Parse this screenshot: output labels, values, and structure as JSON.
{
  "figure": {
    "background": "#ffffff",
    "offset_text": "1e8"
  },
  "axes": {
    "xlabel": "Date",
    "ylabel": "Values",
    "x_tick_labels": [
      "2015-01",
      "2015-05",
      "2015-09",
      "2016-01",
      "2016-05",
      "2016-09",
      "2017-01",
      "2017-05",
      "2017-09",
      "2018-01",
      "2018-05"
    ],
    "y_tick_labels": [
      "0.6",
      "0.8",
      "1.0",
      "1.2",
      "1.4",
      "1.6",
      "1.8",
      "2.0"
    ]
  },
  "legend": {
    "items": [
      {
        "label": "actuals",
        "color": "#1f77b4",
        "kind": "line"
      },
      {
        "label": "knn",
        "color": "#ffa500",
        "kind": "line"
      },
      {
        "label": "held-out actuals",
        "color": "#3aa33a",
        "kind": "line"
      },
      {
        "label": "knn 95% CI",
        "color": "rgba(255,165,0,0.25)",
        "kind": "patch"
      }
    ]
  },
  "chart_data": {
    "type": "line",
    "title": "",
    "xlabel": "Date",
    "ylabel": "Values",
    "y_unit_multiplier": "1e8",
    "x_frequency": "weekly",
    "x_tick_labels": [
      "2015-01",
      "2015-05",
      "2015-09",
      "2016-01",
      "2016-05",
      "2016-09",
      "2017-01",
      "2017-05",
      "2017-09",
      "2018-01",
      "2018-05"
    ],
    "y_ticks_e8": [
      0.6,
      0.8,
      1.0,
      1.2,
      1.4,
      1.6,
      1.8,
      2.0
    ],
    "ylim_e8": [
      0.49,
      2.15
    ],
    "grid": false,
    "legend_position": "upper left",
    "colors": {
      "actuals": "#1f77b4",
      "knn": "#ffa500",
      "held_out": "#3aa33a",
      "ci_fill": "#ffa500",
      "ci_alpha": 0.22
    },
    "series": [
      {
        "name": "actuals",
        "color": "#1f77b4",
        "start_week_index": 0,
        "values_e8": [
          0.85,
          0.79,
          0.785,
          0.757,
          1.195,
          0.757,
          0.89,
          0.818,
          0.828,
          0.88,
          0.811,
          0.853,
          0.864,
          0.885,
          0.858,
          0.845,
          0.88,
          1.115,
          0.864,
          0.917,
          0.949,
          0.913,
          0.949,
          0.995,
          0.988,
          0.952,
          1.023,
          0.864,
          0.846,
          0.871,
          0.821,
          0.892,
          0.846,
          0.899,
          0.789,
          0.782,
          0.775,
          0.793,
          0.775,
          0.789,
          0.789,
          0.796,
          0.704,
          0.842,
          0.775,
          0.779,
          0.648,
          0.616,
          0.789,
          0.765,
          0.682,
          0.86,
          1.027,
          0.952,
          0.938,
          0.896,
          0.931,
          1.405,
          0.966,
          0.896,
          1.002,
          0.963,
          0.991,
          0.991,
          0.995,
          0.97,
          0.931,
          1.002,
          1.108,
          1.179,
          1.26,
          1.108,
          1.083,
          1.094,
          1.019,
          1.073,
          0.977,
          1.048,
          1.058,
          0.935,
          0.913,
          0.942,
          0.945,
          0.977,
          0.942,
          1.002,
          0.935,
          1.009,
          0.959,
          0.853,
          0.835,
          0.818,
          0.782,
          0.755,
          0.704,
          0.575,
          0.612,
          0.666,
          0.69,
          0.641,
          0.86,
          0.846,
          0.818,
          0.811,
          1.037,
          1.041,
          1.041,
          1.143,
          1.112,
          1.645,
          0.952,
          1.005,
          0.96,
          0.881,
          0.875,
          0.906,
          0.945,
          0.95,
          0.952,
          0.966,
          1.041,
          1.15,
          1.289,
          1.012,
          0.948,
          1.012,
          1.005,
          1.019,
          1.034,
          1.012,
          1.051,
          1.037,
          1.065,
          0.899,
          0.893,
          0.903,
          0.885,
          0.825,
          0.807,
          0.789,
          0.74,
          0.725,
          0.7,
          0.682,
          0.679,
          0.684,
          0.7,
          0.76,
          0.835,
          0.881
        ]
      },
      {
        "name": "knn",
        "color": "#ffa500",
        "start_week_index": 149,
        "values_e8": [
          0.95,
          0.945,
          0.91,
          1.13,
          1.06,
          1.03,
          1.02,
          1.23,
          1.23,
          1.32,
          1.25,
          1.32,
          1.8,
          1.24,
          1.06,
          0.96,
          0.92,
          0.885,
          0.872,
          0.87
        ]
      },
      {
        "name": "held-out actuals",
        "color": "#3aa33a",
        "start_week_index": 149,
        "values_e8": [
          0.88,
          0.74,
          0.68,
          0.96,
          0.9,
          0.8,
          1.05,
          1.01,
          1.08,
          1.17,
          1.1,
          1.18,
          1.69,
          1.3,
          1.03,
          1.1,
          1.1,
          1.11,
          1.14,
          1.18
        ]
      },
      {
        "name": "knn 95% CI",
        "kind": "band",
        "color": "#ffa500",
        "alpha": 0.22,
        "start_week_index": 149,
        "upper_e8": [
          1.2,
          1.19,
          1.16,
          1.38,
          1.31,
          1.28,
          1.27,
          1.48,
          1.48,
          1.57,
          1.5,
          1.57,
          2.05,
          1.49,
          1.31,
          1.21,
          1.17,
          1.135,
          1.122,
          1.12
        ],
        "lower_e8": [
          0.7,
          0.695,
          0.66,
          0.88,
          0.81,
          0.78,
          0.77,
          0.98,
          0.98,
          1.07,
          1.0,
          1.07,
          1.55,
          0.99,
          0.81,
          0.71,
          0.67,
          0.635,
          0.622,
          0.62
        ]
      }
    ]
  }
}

::::::

WHAT THE EXERCISE ASKS:
Restate each record word for word.

REPLY:
Parse this screenshot: output labels, values, and structure as JSON.
{
  "figure": {
    "background": "#ffffff",
    "offset_text": "1e8"
  },
  "axes": {
    "xlabel": "Date",
    "ylabel": "Values",
    "x_tick_labels": [
      "2015-01",
      "2015-05",
      "2015-09",
      "2016-01",
      "2016-05",
      "2016-09",
      "2017-01",
      "2017-05",
      "2017-09",
      "2018-01",
      "2018-05"
    ],
    "y_tick_labels": [
      "0.6",
      "0.8",
      "1.0",
      "1.2",
      "1.4",
      "1.6",
      "1.8",
      "2.0"
    ]
  },
  "legend": {
    "items": [
      {
        "label": "actuals",
        "color": "#1f77b4",
        "kind": "line"
      },
      {
        "label": "knn",
        "color": "#ffa500",
        "kind": "line"
      },
      {
        "label": "held-out actuals",
        "color": "#3aa33a",
        "kind": "line"
      },
      {
        "label": "knn 95% CI",
        "color": "rgba(255,165,0,0.25)",
        "kind": "patch"
      }
    ]
  },
  "chart_data": {
    "type": "line",
    "title": "",
    "xlabel": "Date",
    "ylabel": "Values",
    "y_unit_multiplier": "1e8",
    "x_frequency": "weekly",
    "x_tick_labels": [
      "2015-01",
      "2015-05",
      "2015-09",
      "2016-01",
      "2016-05",
      "2016-09",
      "2017-01",
      "2017-05",
      "2017-09",
      "2018-01",
      "2018-05"
    ],
    "y_ticks_e8": [
      0.6,
      0.8,
      1.0,
      1.2,
      1.4,
      1.6,
      1.8,
      2.0
    ],
    "ylim_e8": [
      0.49,
      2.15
    ],
    "grid": false,
    "legend_position": "upper left",
    "colors": {
      "actuals": "#1f77b4",
      "knn": "#ffa500",
      "held_out": "#3aa33a",
      "ci_fill": "#ffa500",
      "ci_alpha": 0.22
    },
    "series": [
      {
        "name": "actuals",
        "color": "#1f77b4",
        "start_week_index": 0,
        "values_e8": [
          0.85,
          0.79,
          0.785,
          0.757,
          1.195,
          0.757,
          0.89,
          0.818,
          0.828,
          0.88,
          0.811,
          0.853,
          0.864,
          0.885,
          0.858,
          0.845,
          0.88,
          1.115,
          0.864,
          0.917,
          0.949,
          0.913,
          0.949,
          0.995,
          0.988,
          0.952,
          1.023,
          0.864,
          0.846,
          0.871,
          0.821,
          0.892,
          0.846,
          0.899,
          0.789,
          0.782,
          0.775,
          0.793,
          0.775,
          0.789,
          0.789,
          0.796,
          0.704,
          0.842,
          0.775,
          0.779,
          0.648,
          0.616,
          0.789,
          0.765,
          0.682,
          0.86,
          1.027,
          0.952,
          0.938,
          0.896,
          0.931,
          1.405,
          0.966,
          0.896,
          1.002,
          0.963,
          0.991,
          0.991,
          0.995,
          0.97,
          0.931,
          1.002,
          1.108,
          1.179,
          1.26,
          1.108,
          1.083,
          1.094,
          1.019,
          1.073,
          0.977,
          1.048,
          1.058,
          0.935,
          0.913,
          0.942,
          0.945,
          0.977,
          0.942,
          1.002,
          0.935,
          1.009,
          0.959,
          0.853,
          0.835,
          0.818,
          0.782,
          0.755,
          0.704,
          0.575,
          0.612,
          0.666,
          0.69,
          0.641,
          0.86,
          0.846,
          0.818,
          0.811,
          1.037,
          1.041,
          1.041,
          1.143,
          1.112,
          1.645,
          0.952,
          1.005,
          0.96,
          0.881,
          0.875,
          0.906,
          0.945,
          0.95,
          0.952,
          0.966,
          1.041,
          1.15,
          1.289,
          1.012,
          0.948,
          1.012,
          1.005,
          1.019,
          1.034,
          1.012,
          1.051,
          1.037,
          1.065,
          0.899,
          0.893,
          0.903,
          0.885,
          0.825,
          0.807,
          0.789,
          0.74,
          0.725,
          0.7,
          0.682,
          0.679,
          0.684,
          0.7,
          0.76,
          0.835,
          0.881
        ]
      },
      {
        "name": "knn",
        "color": "#ffa500",
        "start_week_index": 149,
        "values_e8": [
          0.95,
          0.945,
          0.91,
          1.13,
          1.06,
          1.03,
          1.02,
          1.23,
          1.23,
          1.32,
          1.25,
          1.32,
          1.8,
          1.24,
          1.06,
          0.96,
          0.92,
          0.885,
          0.872,
          0.87
        ]
      },
      {
        "name": "held-out actuals",
        "color": "#3aa33a",
        "start_week_index": 149,
        "values_e8": [
          0.88,
          0.74,
          0.68,
          0.96,
          0.9,
          0.8,
          1.05,
          1.01,
          1.08,
          1.17,
          1.1,
          1.18,
          1.69,
          1.3,
          1.03,
          1.1,
          1.1,
          1.11,
          1.14,
          1.18
        ]
      },
      {
        "name": "knn 95% CI",
        "kind": "band",
        "color": "#ffa500",
        "alpha": 0.22,
        "start_week_index": 149,
        "upper_e8": [
          1.2,
          1.19,
          1.16,
          1.38,
          1.31,
          1.28,
          1.27,
          1.48,
          1.48,
          1.57,
          1.5,
          1.57,
          2.05,
          1.49,
          1.31,
          1.21,
          1.17,
          1.135,
          1.122,
          1.12
        ],
        "lower_e8": [
          0.7,
          0.695,
          0.66,
          0.88,
          0.81,
          0.78,
          0.77,
          0.98,
          0.98,
          1.07,
          1.0,
          1.07,
          1.55,
          0.99,
          0.81,
          0.71,
          0.67,
          0.635,
          0.622,
          0.62
        ]
      }
    ]
  }
}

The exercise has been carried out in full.